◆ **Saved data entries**
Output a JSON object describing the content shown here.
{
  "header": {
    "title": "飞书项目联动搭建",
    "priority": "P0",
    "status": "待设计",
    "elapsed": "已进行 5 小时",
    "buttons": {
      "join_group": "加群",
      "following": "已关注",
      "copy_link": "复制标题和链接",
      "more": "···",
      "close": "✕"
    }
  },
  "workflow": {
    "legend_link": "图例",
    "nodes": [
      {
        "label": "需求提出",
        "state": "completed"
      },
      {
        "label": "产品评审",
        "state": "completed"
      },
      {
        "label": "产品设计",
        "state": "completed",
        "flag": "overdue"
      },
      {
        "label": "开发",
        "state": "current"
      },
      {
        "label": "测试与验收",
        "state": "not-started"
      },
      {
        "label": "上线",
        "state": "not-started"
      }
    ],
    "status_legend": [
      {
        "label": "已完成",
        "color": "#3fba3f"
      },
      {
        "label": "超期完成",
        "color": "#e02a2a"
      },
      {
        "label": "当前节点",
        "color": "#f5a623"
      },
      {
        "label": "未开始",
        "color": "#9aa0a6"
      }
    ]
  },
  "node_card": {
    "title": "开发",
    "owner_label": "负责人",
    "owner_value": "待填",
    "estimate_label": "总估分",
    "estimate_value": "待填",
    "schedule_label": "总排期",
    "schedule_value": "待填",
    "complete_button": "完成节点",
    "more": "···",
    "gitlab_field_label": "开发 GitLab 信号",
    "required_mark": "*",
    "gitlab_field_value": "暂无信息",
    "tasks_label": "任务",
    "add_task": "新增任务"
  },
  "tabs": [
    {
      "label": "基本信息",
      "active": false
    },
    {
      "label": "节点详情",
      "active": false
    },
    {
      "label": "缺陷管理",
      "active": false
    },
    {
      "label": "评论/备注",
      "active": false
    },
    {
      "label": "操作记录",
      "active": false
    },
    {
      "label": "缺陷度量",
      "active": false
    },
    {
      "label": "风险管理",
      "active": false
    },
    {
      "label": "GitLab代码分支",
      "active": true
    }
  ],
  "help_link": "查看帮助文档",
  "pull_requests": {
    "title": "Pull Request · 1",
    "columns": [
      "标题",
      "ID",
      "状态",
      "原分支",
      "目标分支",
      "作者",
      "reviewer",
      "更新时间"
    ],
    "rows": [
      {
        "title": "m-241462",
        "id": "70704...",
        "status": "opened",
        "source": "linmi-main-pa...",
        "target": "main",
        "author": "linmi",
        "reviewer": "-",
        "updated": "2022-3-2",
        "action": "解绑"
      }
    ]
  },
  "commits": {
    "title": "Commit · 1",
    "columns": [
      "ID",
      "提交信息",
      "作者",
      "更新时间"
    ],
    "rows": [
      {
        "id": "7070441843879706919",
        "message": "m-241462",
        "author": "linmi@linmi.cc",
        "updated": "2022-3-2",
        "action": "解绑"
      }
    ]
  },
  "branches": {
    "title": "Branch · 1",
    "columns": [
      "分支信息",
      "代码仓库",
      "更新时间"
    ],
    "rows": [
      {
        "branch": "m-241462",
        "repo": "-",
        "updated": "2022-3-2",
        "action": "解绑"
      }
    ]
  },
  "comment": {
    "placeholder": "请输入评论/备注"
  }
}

◆ **WRITTEN INSTRUCTION**
Exactly reproduce the material above.

◆ **COMPLETE ANSWER**
Output a JSON object describing the content shown here.
{
  "header": {
    "title": "飞书项目联动搭建",
    "priority": "P0",
    "status": "待设计",
    "elapsed": "已进行 5 小时",
    "buttons": {
      "join_group": "加群",
      "following": "已关注",
      "copy_link": "复制标题和链接",
      "more": "···",
      "close": "✕"
    }
  },
  "workflow": {
    "legend_link": "图例",
    "nodes": [
      {
        "label": "需求提出",
        "state": "completed"
      },
      {
        "label": "产品评审",
        "state": "completed"
      },
      {
        "label": "产品设计",
        "state": "completed",
        "flag": "overdue"
      },
      {
        "label": "开发",
        "state": "current"
      },
      {
        "label": "测试与验收",
        "state": "not-started"
      },
      {
        "label": "上线",
        "state": "not-started"
      }
    ],
    "status_legend": [
      {
        "label": "已完成",
        "color": "#3fba3f"
      },
      {
        "label": "超期完成",
        "color": "#e02a2a"
      },
      {
        "label": "当前节点",
        "color": "#f5a623"
      },
      {
        "label": "未开始",
        "color": "#9aa0a6"
      }
    ]
  },
  "node_card": {
    "title": "开发",
    "owner_label": "负责人",
    "owner_value": "待填",
    "estimate_label": "总估分",
    "estimate_value": "待填",
    "schedule_label": "总排期",
    "schedule_value": "待填",
    "complete_button": "完成节点",
    "more": "···",
    "gitlab_field_label": "开发 GitLab 信号",
    "required_mark": "*",
    "gitlab_field_value": "暂无信息",
    "tasks_label": "任务",
    "add_task": "新增任务"
  },
  "tabs": [
    {
      "label": "基本信息",
      "active": false
    },
    {
      "label": "节点详情",
      "active": false
    },
    {
      "label": "缺陷管理",
      "active": false
    },
    {
      "label": "评论/备注",
      "active": false
    },
    {
      "label": "操作记录",
      "active": false
    },
    {
      "label": "缺陷度量",
      "active": false
    },
    {
      "label": "风险管理",
      "active": false
    },
    {
      "label": "GitLab代码分支",
      "active": true
    }
  ],
  "help_link": "查看帮助文档",
  "pull_requests": {
    "title": "Pull Request · 1",
    "columns": [
      "标题",
      "ID",
      "状态",
      "原分支",
      "目标分支",
      "作者",
      "reviewer",
      "更新时间"
    ],
    "rows": [
      {
        "title": "m-241462",
        "id": "70704...",
        "status": "opened",
        "source": "linmi-main-pa...",
        "target": "main",
        "author": "linmi",
        "reviewer": "-",
        "updated": "2022-3-2",
        "action": "解绑"
      }
    ]
  },
  "commits": {
    "title": "Commit · 1",
    "columns": [
      "ID",
      "提交信息",
      "作者",
      "更新时间"
    ],
    "rows": [
      {
        "id": "7070441843879706919",
        "message": "m-241462",
        "author": "linmi@linmi.cc",
        "updated": "2022-3-2",
        "action": "解绑"
      }
    ]
  },
  "branches": {
    "title": "Branch · 1",
    "columns": [
      "分支信息",
      "代码仓库",
      "更新时间"
    ],
    "rows": [
      {
        "branch": "m-241462",
        "repo": "-",
        "updated": "2022-3-2",
        "action": "解绑"
      }
    ]
  },
  "comment": {
    "placeholder": "请输入评论/备注"
  }
}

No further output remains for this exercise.